**What you need to do**
Reproduce exactly the lines beginning with the line that contains "What text is on this page?" and ending at the final line of the material below.

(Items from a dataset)
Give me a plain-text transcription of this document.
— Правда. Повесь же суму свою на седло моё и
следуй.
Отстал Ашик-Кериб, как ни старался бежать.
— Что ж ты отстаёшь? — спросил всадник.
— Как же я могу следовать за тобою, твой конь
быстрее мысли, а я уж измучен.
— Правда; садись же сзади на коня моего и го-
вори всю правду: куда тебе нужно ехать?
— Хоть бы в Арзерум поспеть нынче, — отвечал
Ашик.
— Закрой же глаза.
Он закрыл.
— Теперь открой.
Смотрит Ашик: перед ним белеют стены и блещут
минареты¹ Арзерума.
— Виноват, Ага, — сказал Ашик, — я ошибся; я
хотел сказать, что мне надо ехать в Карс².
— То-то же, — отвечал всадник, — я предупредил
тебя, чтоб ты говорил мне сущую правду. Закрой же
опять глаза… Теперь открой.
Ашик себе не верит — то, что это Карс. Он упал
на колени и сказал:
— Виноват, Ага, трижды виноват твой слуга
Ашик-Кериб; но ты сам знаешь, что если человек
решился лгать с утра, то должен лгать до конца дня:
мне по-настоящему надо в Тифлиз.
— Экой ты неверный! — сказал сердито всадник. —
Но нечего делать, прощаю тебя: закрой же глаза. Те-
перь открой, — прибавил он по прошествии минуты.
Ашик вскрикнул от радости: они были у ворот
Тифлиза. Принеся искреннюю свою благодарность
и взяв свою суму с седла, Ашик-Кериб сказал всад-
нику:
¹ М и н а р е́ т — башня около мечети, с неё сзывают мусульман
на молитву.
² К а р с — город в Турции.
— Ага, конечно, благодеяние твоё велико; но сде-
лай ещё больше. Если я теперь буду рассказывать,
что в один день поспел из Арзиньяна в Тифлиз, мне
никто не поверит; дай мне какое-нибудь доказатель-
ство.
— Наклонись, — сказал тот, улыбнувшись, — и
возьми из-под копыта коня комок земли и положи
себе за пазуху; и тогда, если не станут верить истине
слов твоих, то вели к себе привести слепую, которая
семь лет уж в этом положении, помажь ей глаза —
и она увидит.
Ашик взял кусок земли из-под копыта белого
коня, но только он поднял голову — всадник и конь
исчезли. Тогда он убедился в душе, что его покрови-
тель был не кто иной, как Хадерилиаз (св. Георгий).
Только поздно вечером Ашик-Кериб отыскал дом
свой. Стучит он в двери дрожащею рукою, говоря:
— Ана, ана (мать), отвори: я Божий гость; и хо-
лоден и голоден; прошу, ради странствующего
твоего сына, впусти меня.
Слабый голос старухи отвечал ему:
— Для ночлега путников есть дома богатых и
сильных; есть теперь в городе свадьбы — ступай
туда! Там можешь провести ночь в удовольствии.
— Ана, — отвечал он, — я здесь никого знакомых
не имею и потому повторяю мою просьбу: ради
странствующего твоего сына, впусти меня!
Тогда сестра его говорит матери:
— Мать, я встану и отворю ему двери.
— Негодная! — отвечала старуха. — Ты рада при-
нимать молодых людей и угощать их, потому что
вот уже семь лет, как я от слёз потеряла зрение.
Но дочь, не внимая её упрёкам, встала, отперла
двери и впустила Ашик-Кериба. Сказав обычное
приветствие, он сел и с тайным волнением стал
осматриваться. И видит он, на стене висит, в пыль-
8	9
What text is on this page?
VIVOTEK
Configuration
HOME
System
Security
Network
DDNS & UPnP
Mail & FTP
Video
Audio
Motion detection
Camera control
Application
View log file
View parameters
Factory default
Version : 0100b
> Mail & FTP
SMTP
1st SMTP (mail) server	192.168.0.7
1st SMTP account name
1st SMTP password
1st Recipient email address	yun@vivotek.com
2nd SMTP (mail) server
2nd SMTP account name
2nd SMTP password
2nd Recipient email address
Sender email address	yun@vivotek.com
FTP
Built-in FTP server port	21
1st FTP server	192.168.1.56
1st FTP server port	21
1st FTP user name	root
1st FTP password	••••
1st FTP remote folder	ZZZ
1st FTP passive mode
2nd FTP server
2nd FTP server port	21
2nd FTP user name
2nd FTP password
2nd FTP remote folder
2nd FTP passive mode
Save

**Full solution**
What text is on this page?
VIVOTEK
Configuration
HOME
System
Security
Network
DDNS & UPnP
Mail & FTP
Video
Audio
Motion detection
Camera control
Application
View log file
View parameters
Factory default
Version : 0100b
> Mail & FTP
SMTP
1st SMTP (mail) server	192.168.0.7
1st SMTP account name
1st SMTP password
1st Recipient email address	yun@vivotek.com
2nd SMTP (mail) server
2nd SMTP account name
2nd SMTP password
2nd Recipient email address
Sender email address	yun@vivotek.com
FTP
Built-in FTP server port	21
1st FTP server	192.168.1.56
1st FTP server port	21
1st FTP user name	root
1st FTP password	••••
1st FTP remote folder	ZZZ
1st FTP passive mode
2nd FTP server
2nd FTP server port	21
2nd FTP user name
2nd FTP password
2nd FTP remote folder
2nd FTP passive mode
Save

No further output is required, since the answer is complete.